-- begin --

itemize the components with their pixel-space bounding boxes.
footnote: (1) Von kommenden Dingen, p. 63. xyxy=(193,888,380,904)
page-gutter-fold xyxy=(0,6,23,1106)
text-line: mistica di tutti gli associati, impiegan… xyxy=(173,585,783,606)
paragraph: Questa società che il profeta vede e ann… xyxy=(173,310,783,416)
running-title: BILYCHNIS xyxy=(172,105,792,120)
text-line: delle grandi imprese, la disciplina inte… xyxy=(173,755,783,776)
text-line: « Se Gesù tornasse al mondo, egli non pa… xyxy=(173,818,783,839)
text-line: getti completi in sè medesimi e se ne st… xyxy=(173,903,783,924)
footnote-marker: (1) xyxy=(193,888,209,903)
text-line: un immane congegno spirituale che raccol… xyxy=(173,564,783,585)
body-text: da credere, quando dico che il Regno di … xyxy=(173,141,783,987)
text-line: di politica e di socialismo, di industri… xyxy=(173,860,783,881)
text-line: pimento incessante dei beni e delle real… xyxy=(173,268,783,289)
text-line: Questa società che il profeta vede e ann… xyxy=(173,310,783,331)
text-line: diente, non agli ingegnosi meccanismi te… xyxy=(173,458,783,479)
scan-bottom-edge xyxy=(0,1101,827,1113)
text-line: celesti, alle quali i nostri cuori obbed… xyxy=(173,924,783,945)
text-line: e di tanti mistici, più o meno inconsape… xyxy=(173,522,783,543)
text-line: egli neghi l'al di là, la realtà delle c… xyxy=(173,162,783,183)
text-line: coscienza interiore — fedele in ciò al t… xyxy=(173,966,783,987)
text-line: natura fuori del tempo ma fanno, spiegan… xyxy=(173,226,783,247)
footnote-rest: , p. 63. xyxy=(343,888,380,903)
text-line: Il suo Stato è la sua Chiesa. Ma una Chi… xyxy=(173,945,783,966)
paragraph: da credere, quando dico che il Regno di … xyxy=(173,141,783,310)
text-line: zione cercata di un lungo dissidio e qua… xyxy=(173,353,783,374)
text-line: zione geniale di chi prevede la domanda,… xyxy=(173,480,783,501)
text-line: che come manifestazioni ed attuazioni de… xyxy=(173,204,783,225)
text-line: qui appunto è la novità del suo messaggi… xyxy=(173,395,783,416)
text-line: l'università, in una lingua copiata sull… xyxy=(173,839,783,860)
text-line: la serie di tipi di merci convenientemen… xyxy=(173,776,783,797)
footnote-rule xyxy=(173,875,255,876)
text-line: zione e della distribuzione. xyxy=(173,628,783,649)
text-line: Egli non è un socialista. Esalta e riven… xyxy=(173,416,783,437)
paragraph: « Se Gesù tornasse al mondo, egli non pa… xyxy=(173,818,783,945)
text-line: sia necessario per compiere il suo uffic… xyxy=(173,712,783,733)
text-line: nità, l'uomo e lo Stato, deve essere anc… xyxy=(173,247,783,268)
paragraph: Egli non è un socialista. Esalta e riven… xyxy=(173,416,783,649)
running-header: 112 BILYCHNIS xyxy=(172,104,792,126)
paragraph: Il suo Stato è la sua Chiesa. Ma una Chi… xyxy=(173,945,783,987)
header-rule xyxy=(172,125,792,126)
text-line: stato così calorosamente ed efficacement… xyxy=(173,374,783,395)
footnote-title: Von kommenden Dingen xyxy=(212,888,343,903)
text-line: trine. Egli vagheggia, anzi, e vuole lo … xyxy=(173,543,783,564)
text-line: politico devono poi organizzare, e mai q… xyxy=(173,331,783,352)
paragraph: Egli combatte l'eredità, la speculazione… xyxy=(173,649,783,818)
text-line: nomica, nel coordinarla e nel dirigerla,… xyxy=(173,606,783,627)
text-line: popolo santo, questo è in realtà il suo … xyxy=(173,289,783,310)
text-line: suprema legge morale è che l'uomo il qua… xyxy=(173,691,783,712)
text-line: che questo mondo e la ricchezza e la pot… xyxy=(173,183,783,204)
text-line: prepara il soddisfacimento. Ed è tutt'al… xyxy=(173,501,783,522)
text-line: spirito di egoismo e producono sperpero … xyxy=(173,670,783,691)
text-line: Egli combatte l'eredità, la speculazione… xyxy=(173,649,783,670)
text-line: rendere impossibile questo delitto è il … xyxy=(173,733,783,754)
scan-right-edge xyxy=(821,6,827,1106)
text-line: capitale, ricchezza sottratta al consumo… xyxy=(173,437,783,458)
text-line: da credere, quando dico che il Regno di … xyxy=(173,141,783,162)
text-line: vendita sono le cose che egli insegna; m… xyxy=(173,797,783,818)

-- end --

• SHORT PROBLEM: Could you arrange every line of the rows above as a numbered list, leaving out any blank lines?

• RESPONSE BELOW:
1. itemize the components with their pixel-space bounding boxes.
2. footnote: (1) Von kommenden Dingen, p. 63. xyxy=(193,888,380,904)
3. page-gutter-fold xyxy=(0,6,23,1106)
4. text-line: mistica di tutti gli associati, impiegan… xyxy=(173,585,783,606)
5. paragraph: Questa società che il profeta vede e ann… xyxy=(173,310,783,416)
6. running-title: BILYCHNIS xyxy=(172,105,792,120)
7. text-line: delle grandi imprese, la disciplina inte… xyxy=(173,755,783,776)
8. text-line: « Se Gesù tornasse al mondo, egli non pa… xyxy=(173,818,783,839)
9. text-line: getti completi in sè medesimi e se ne st… xyxy=(173,903,783,924)
10. footnote-marker: (1) xyxy=(193,888,209,903)
11. text-line: un immane congegno spirituale che raccol… xyxy=(173,564,783,585)
12. body-text: da credere, quando dico che il Regno di … xyxy=(173,141,783,987)
13. text-line: di politica e di socialismo, di industri… xyxy=(173,860,783,881)
14. text-line: pimento incessante dei beni e delle real… xyxy=(173,268,783,289)
15. text-line: Questa società che il profeta vede e ann… xyxy=(173,310,783,331)
16. text-line: diente, non agli ingegnosi meccanismi te… xyxy=(173,458,783,479)
17. scan-bottom-edge xyxy=(0,1101,827,1113)
18. text-line: celesti, alle quali i nostri cuori obbed… xyxy=(173,924,783,945)
19. text-line: e di tanti mistici, più o meno inconsape… xyxy=(173,522,783,543)
20. text-line: egli neghi l'al di là, la realtà delle c… xyxy=(173,162,783,183)
21. text-line: coscienza interiore — fedele in ciò al t… xyxy=(173,966,783,987)
22. text-line: natura fuori del tempo ma fanno, spiegan… xyxy=(173,226,783,247)
23. footnote-rest: , p. 63. xyxy=(343,888,380,903)
24. text-line: Il suo Stato è la sua Chiesa. Ma una Chi… xyxy=(173,945,783,966)
25. paragraph: da credere, quando dico che il Regno di … xyxy=(173,141,783,310)
26. text-line: zione cercata di un lungo dissidio e qua… xyxy=(173,353,783,374)
27. text-line: zione geniale di chi prevede la domanda,… xyxy=(173,480,783,501)
28. text-line: che come manifestazioni ed attuazioni de… xyxy=(173,204,783,225)
29. text-line: qui appunto è la novità del suo messaggi… xyxy=(173,395,783,416)
30. text-line: l'università, in una lingua copiata sull… xyxy=(173,839,783,860)
31. text-line: la serie di tipi di merci convenientemen… xyxy=(173,776,783,797)
32. footnote-rule xyxy=(173,875,255,876)
33. text-line: zione e della distribuzione. xyxy=(173,628,783,649)
34. text-line: Egli non è un socialista. Esalta e riven… xyxy=(173,416,783,437)
35. paragraph: « Se Gesù tornasse al mondo, egli non pa… xyxy=(173,818,783,945)
36. text-line: sia necessario per compiere il suo uffic… xyxy=(173,712,783,733)
37. text-line: nità, l'uomo e lo Stato, deve essere anc… xyxy=(173,247,783,268)
38. paragraph: Egli non è un socialista. Esalta e riven… xyxy=(173,416,783,649)
39. running-header: 112 BILYCHNIS xyxy=(172,104,792,126)
40. paragraph: Il suo Stato è la sua Chiesa. Ma una Chi… xyxy=(173,945,783,987)
41. header-rule xyxy=(172,125,792,126)
42. text-line: stato così calorosamente ed efficacement… xyxy=(173,374,783,395)
43. footnote-title: Von kommenden Dingen xyxy=(212,888,343,903)
44. text-line: trine. Egli vagheggia, anzi, e vuole lo … xyxy=(173,543,783,564)
45. text-line: politico devono poi organizzare, e mai q… xyxy=(173,331,783,352)
46. paragraph: Egli combatte l'eredità, la speculazione… xyxy=(173,649,783,818)
47. text-line: nomica, nel coordinarla e nel dirigerla,… xyxy=(173,606,783,627)
48. text-line: popolo santo, questo è in realtà il suo … xyxy=(173,289,783,310)
49. text-line: suprema legge morale è che l'uomo il qua… xyxy=(173,691,783,712)
50. text-line: che questo mondo e la ricchezza e la pot… xyxy=(173,183,783,204)
51. text-line: prepara il soddisfacimento. Ed è tutt'al… xyxy=(173,501,783,522)
52. text-line: spirito di egoismo e producono sperpero … xyxy=(173,670,783,691)
53. text-line: Egli combatte l'eredità, la speculazione… xyxy=(173,649,783,670)
54. text-line: rendere impossibile questo delitto è il … xyxy=(173,733,783,754)
55. scan-right-edge xyxy=(821,6,827,1106)
56. text-line: capitale, ricchezza sottratta al consumo… xyxy=(173,437,783,458)
57. text-line: da credere, quando dico che il Regno di … xyxy=(173,141,783,162)
58. text-line: vendita sono le cose che egli insegna; m… xyxy=(173,797,783,818)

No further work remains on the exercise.